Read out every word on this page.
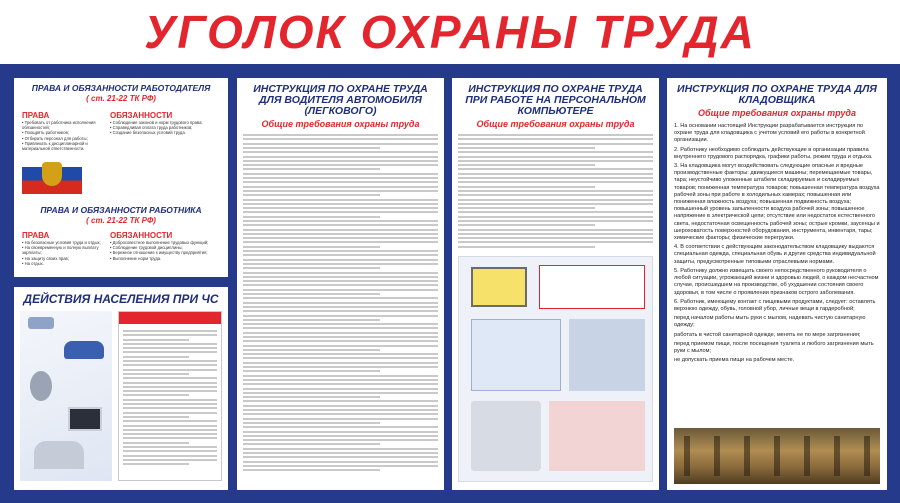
УГОЛОК ОХРАНЫ ТРУДА
ПРАВА И ОБЯЗАННОСТИ РАБОТОДАТЕЛЯ
( ст. 21-22 ТК РФ)
ПРАВА
• Требовать от работника исполнения обязанностей;
• Поощрять работников;
• Отбирать персонал для работы;
• Привлекать к дисциплинарной и материальной ответственности.
ОБЯЗАННОСТИ
• Соблюдение законов и норм трудового права;
• Справедливая оплата труда работников;
• Создание безопасных условий труда.
ПРАВА И ОБЯЗАННОСТИ РАБОТНИКА
( ст. 21-22 ТК РФ)
ПРАВА
• На безопасные условия труда и отдых;
• На своевременную и полную выплату зарплаты;
• На защиту своих прав;
• На отдых.
ОБЯЗАННОСТИ
• Добросовестное выполнение трудовых функций;
• Соблюдение трудовой дисциплины;
• Бережное отношение к имуществу предприятия;
• Выполнение норм труда.
ДЕЙСТВИЯ НАСЕЛЕНИЯ ПРИ ЧС
ИНСТРУКЦИЯ ПО ОХРАНЕ ТРУДА ДЛЯ ВОДИТЕЛЯ АВТОМОБИЛЯ (ЛЕГКОВОГО)
Общие требования охраны труда
ИНСТРУКЦИЯ ПО ОХРАНЕ ТРУДА ПРИ РАБОТЕ НА ПЕРСОНАЛЬНОМ КОМПЬЮТЕРЕ
Общие требования охраны труда
ИНСТРУКЦИЯ ПО ОХРАНЕ ТРУДА ДЛЯ КЛАДОВЩИКА
Общие требования охраны труда

1. На основании настоящей Инструкции разрабатывается инструкция по охране труда для кладовщика с учетом условий его работы в конкретной организации.

2. Работнику необходимо соблюдать действующие в организации правила внутреннего трудового распорядка, графики работы, режим труда и отдыха.

3. На кладовщика могут воздействовать следующие опасные и вредные производственные факторы: движущиеся машины; перемещаемые товары, тара; неустойчиво уложенные штабели складируемых и складируемых товаров; пониженная температура товаров; повышенная температура воздуха рабочей зоны при работе в холодильных камерах; повышенная или пониженная влажность воздуха; повышенная подвижность воздуха; повышенный уровень запыленности воздуха рабочей зоны; повышенное напряжение в электрической цепи; отсутствие или недостаток естественного света, недостаточная освещенность рабочей зоны; острые кромки, заусенцы и шероховатость поверхностей оборудования, инструмента, инвентаря, тары; химические факторы; физические перегрузки.

4. В соответствии с действующим законодательством кладовщику выдаются специальная одежда, специальная обувь и другие средства индивидуальной защиты, предусмотренные типовыми отраслевыми нормами.

5. Работнику должно извещать своего непосредственного руководителя о любой ситуации, угрожающей жизни и здоровью людей, о каждом несчастном случае, происшедшем на производстве, об ухудшении состояния своего здоровья, в том числе о проявлении признаков острого заболевания.

6. Работник, имеющему контакт с пищевыми продуктами, следует: оставлять верхнюю одежду, обувь, головной убор, личные вещи в гардеробной;

перед началом работы мыть руки с мылом, надевать чистую санитарную одежду;

работать в чистой санитарной одежде, менять ее по мере загрязнения;

перед приемом пищи, после посещения туалета и любого загрязнения мыть руки с мылом;

не допускать приема пищи на рабочем месте.
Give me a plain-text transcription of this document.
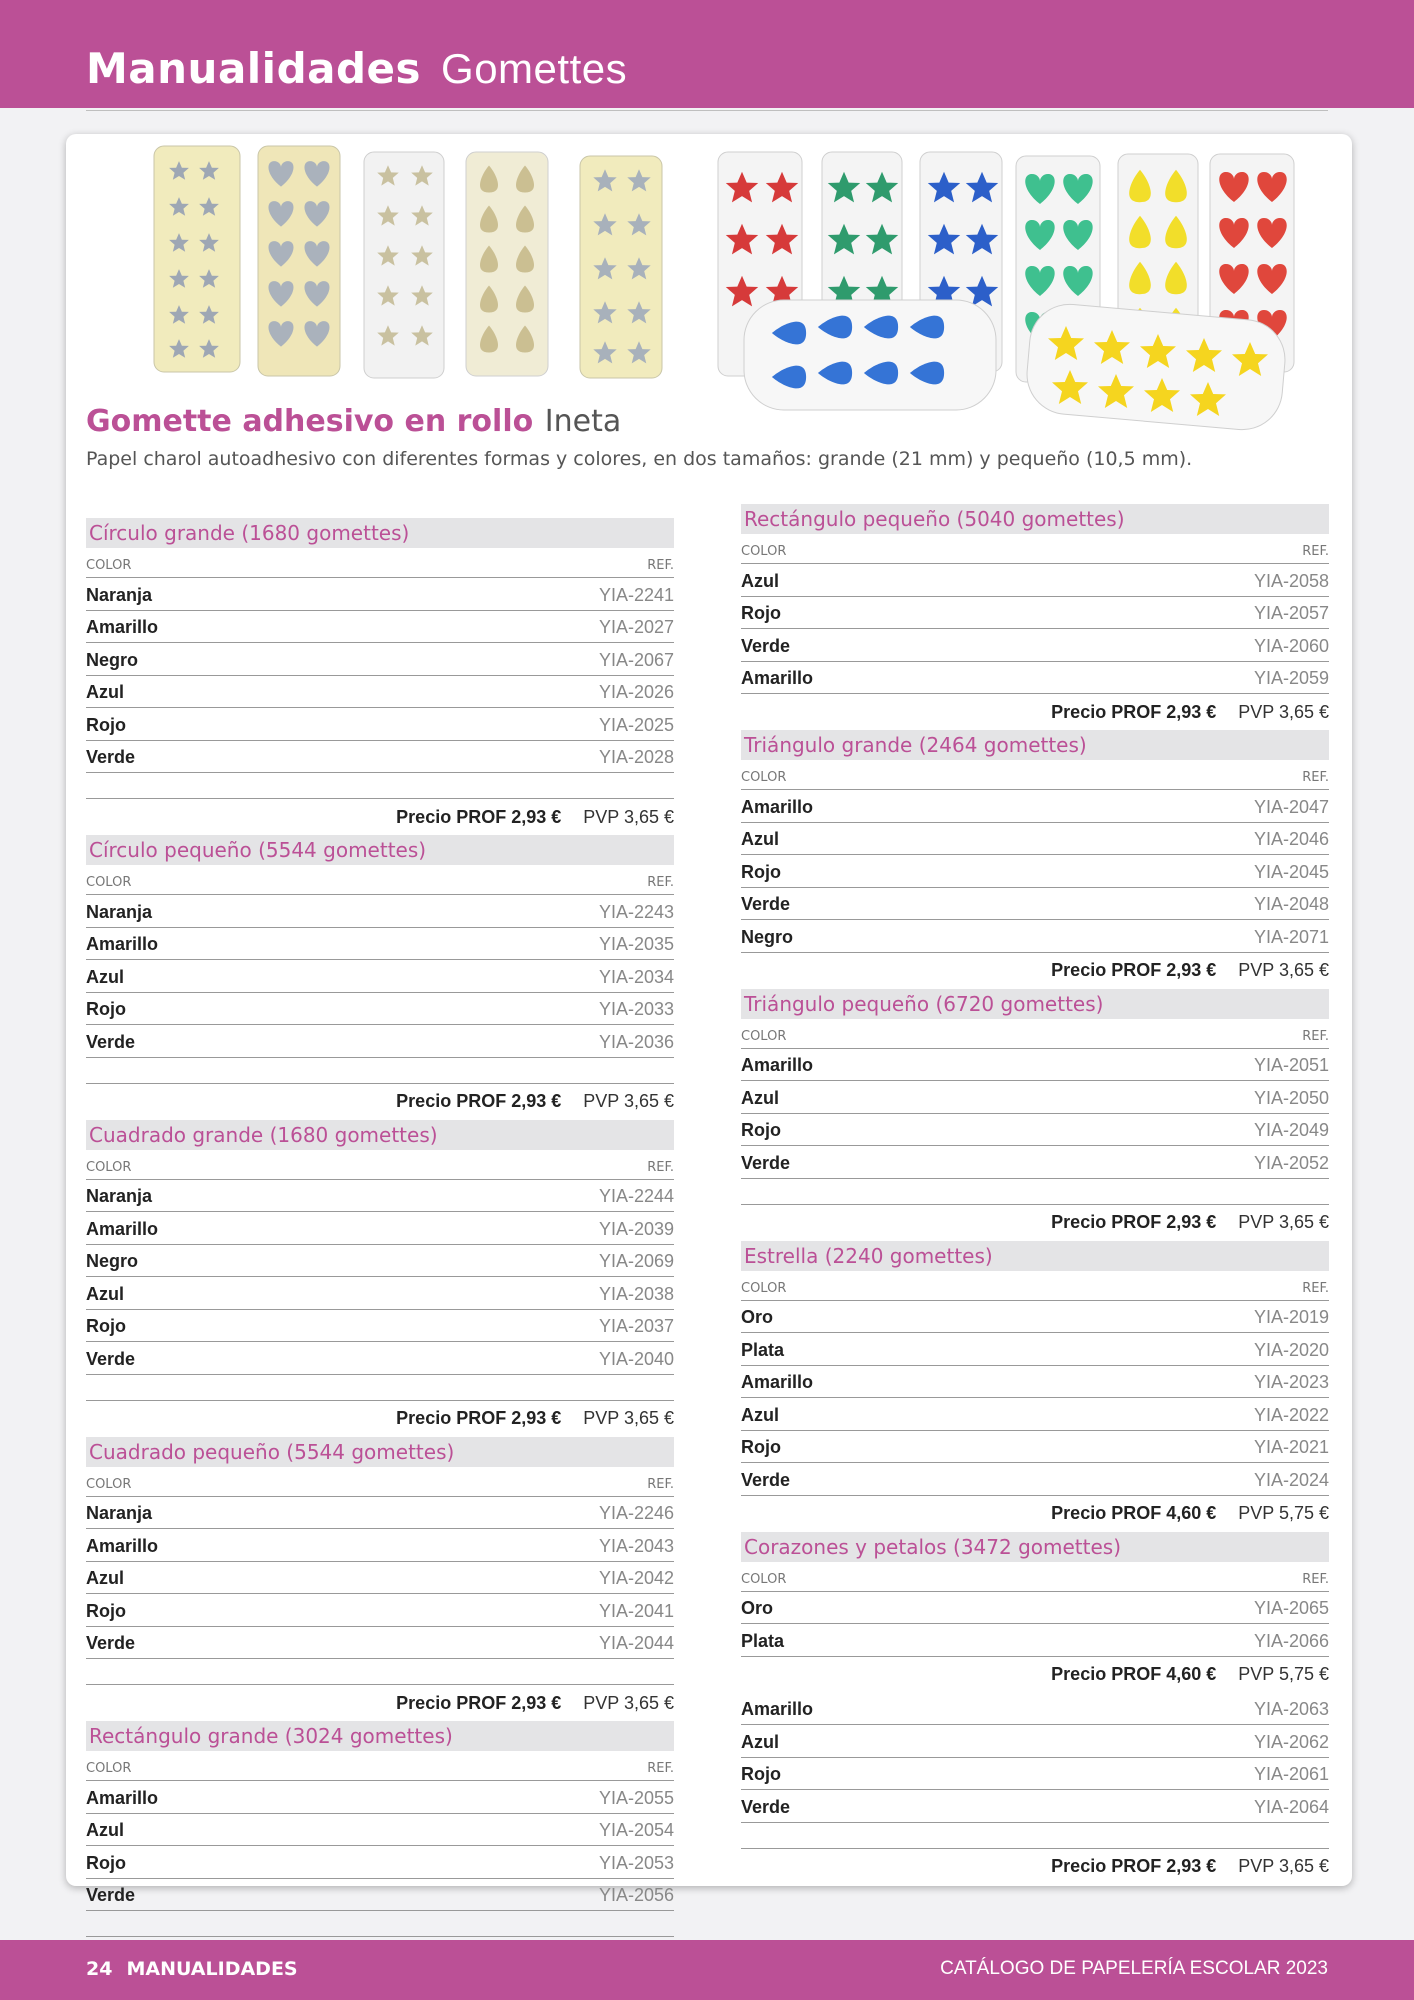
Manualidades Gomettes
Gomette adhesivo en rollo Ineta
Papel charol autoadhesivo con diferentes formas y colores, en dos tamaños: grande (21 mm) y pequeño (10,5 mm).
Círculo grande (1680 gomettes)
COLOR	REF.
Naranja	YIA-2241
Amarillo	YIA-2027
Negro	YIA-2067
Azul	YIA-2026
Rojo	YIA-2025
Verde	YIA-2028
Precio PROF 2,93 € PVP 3,65 €
Círculo pequeño (5544 gomettes)
COLOR	REF.
Naranja	YIA-2243
Amarillo	YIA-2035
Azul	YIA-2034
Rojo	YIA-2033
Verde	YIA-2036
Precio PROF 2,93 € PVP 3,65 €
Cuadrado grande (1680 gomettes)
COLOR	REF.
Naranja	YIA-2244
Amarillo	YIA-2039
Negro	YIA-2069
Azul	YIA-2038
Rojo	YIA-2037
Verde	YIA-2040
Precio PROF 2,93 € PVP 3,65 €
Cuadrado pequeño (5544 gomettes)
COLOR	REF.
Naranja	YIA-2246
Amarillo	YIA-2043
Azul	YIA-2042
Rojo	YIA-2041
Verde	YIA-2044
Precio PROF 2,93 € PVP 3,65 €
Rectángulo grande (3024 gomettes)
COLOR	REF.
Amarillo	YIA-2055
Azul	YIA-2054
Rojo	YIA-2053
Verde	YIA-2056
Rectángulo pequeño (5040 gomettes)
COLOR	REF.
Azul	YIA-2058
Rojo	YIA-2057
Verde	YIA-2060
Amarillo	YIA-2059
Precio PROF 2,93 € PVP 3,65 €
Triángulo grande (2464 gomettes)
COLOR	REF.
Amarillo	YIA-2047
Azul	YIA-2046
Rojo	YIA-2045
Verde	YIA-2048
Negro	YIA-2071
Precio PROF 2,93 € PVP 3,65 €
Triángulo pequeño (6720 gomettes)
COLOR	REF.
Amarillo	YIA-2051
Azul	YIA-2050
Rojo	YIA-2049
Verde	YIA-2052
Precio PROF 2,93 € PVP 3,65 €
Estrella (2240 gomettes)
COLOR	REF.
Oro	YIA-2019
Plata	YIA-2020
Amarillo	YIA-2023
Azul	YIA-2022
Rojo	YIA-2021
Verde	YIA-2024
Precio PROF 4,60 € PVP 5,75 €
Corazones y petalos (3472 gomettes)
COLOR	REF.
Oro	YIA-2065
Plata	YIA-2066
Precio PROF 4,60 € PVP 5,75 €
Amarillo	YIA-2063
Azul	YIA-2062
Rojo	YIA-2061
Verde	YIA-2064
Precio PROF 2,93 € PVP 3,65 €
24 MANUALIDADES	CATÁLOGO DE PAPELERÍA ESCOLAR 2023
= = = = = = =
• What the task requires:
All entries are to be retyped exactly. Omit any embedded images.

• Task result:
Read out every word on this page.
УГОЛОК ОХРАНЫ ТРУДА
ПРАВА И ОБЯЗАННОСТИ РАБОТОДАТЕЛЯ
( ст. 21-22 ТК РФ)
ПРАВА
• Требовать от работника исполнения обязанностей;
• Поощрять работников;
• Отбирать персонал для работы;
• Привлекать к дисциплинарной и материальной ответственности.
ОБЯЗАННОСТИ
• Соблюдение законов и норм трудового права;
• Справедливая оплата труда работников;
• Создание безопасных условий труда.
ПРАВА И ОБЯЗАННОСТИ РАБОТНИКА
( ст. 21-22 ТК РФ)
ПРАВА
• На безопасные условия труда и отдых;
• На своевременную и полную выплату зарплаты;
• На защиту своих прав;
• На отдых.
ОБЯЗАННОСТИ
• Добросовестное выполнение трудовых функций;
• Соблюдение трудовой дисциплины;
• Бережное отношение к имуществу предприятия;
• Выполнение норм труда.
ДЕЙСТВИЯ НАСЕЛЕНИЯ ПРИ ЧС
ИНСТРУКЦИЯ ПО ОХРАНЕ ТРУДА ДЛЯ ВОДИТЕЛЯ АВТОМОБИЛЯ (ЛЕГКОВОГО)
Общие требования охраны труда
ИНСТРУКЦИЯ ПО ОХРАНЕ ТРУДА ПРИ РАБОТЕ НА ПЕРСОНАЛЬНОМ КОМПЬЮТЕРЕ
Общие требования охраны труда
ИНСТРУКЦИЯ ПО ОХРАНЕ ТРУДА ДЛЯ КЛАДОВЩИКА
Общие требования охраны труда

1. На основании настоящей Инструкции разрабатывается инструкция по охране труда для кладовщика с учетом условий его работы в конкретной организации.

2. Работнику необходимо соблюдать действующие в организации правила внутреннего трудового распорядка, графики работы, режим труда и отдыха.

3. На кладовщика могут воздействовать следующие опасные и вредные производственные факторы: движущиеся машины; перемещаемые товары, тара; неустойчиво уложенные штабели складируемых и складируемых товаров; пониженная температура товаров; повышенная температура воздуха рабочей зоны при работе в холодильных камерах; повышенная или пониженная влажность воздуха; повышенная подвижность воздуха; повышенный уровень запыленности воздуха рабочей зоны; повышенное напряжение в электрической цепи; отсутствие или недостаток естественного света, недостаточная освещенность рабочей зоны; острые кромки, заусенцы и шероховатость поверхностей оборудования, инструмента, инвентаря, тары; химические факторы; физические перегрузки.

4. В соответствии с действующим законодательством кладовщику выдаются специальная одежда, специальная обувь и другие средства индивидуальной защиты, предусмотренные типовыми отраслевыми нормами.

5. Работнику должно извещать своего непосредственного руководителя о любой ситуации, угрожающей жизни и здоровью людей, о каждом несчастном случае, происшедшем на производстве, об ухудшении состояния своего здоровья, в том числе о проявлении признаков острого заболевания.

6. Работник, имеющему контакт с пищевыми продуктами, следует: оставлять верхнюю одежду, обувь, головной убор, личные вещи в гардеробной;

перед началом работы мыть руки с мылом, надевать чистую санитарную одежду;

работать в чистой санитарной одежде, менять ее по мере загрязнения;

перед приемом пищи, после посещения туалета и любого загрязнения мыть руки с мылом;

не допускать приема пищи на рабочем месте.
Give me a plain-text transcription of this document.
Manualidades Gomettes
Gomette adhesivo en rollo Ineta
Papel charol autoadhesivo con diferentes formas y colores, en dos tamaños: grande (21 mm) y pequeño (10,5 mm).
Círculo grande (1680 gomettes)
COLOR	REF.
Naranja	YIA-2241
Amarillo	YIA-2027
Negro	YIA-2067
Azul	YIA-2026
Rojo	YIA-2025
Verde	YIA-2028
Precio PROF 2,93 € PVP 3,65 €
Círculo pequeño (5544 gomettes)
COLOR	REF.
Naranja	YIA-2243
Amarillo	YIA-2035
Azul	YIA-2034
Rojo	YIA-2033
Verde	YIA-2036
Precio PROF 2,93 € PVP 3,65 €
Cuadrado grande (1680 gomettes)
COLOR	REF.
Naranja	YIA-2244
Amarillo	YIA-2039
Negro	YIA-2069
Azul	YIA-2038
Rojo	YIA-2037
Verde	YIA-2040
Precio PROF 2,93 € PVP 3,65 €
Cuadrado pequeño (5544 gomettes)
COLOR	REF.
Naranja	YIA-2246
Amarillo	YIA-2043
Azul	YIA-2042
Rojo	YIA-2041
Verde	YIA-2044
Precio PROF 2,93 € PVP 3,65 €
Rectángulo grande (3024 gomettes)
COLOR	REF.
Amarillo	YIA-2055
Azul	YIA-2054
Rojo	YIA-2053
Verde	YIA-2056
Rectángulo pequeño (5040 gomettes)
COLOR	REF.
Azul	YIA-2058
Rojo	YIA-2057
Verde	YIA-2060
Amarillo	YIA-2059
Precio PROF 2,93 € PVP 3,65 €
Triángulo grande (2464 gomettes)
COLOR	REF.
Amarillo	YIA-2047
Azul	YIA-2046
Rojo	YIA-2045
Verde	YIA-2048
Negro	YIA-2071
Precio PROF 2,93 € PVP 3,65 €
Triángulo pequeño (6720 gomettes)
COLOR	REF.
Amarillo	YIA-2051
Azul	YIA-2050
Rojo	YIA-2049
Verde	YIA-2052
Precio PROF 2,93 € PVP 3,65 €
Estrella (2240 gomettes)
COLOR	REF.
Oro	YIA-2019
Plata	YIA-2020
Amarillo	YIA-2023
Azul	YIA-2022
Rojo	YIA-2021
Verde	YIA-2024
Precio PROF 4,60 € PVP 5,75 €
Corazones y petalos (3472 gomettes)
COLOR	REF.
Oro	YIA-2065
Plata	YIA-2066
Precio PROF 4,60 € PVP 5,75 €
Amarillo	YIA-2063
Azul	YIA-2062
Rojo	YIA-2061
Verde	YIA-2064
Precio PROF 2,93 € PVP 3,65 €
24 MANUALIDADES	CATÁLOGO DE PAPELERÍA ESCOLAR 2023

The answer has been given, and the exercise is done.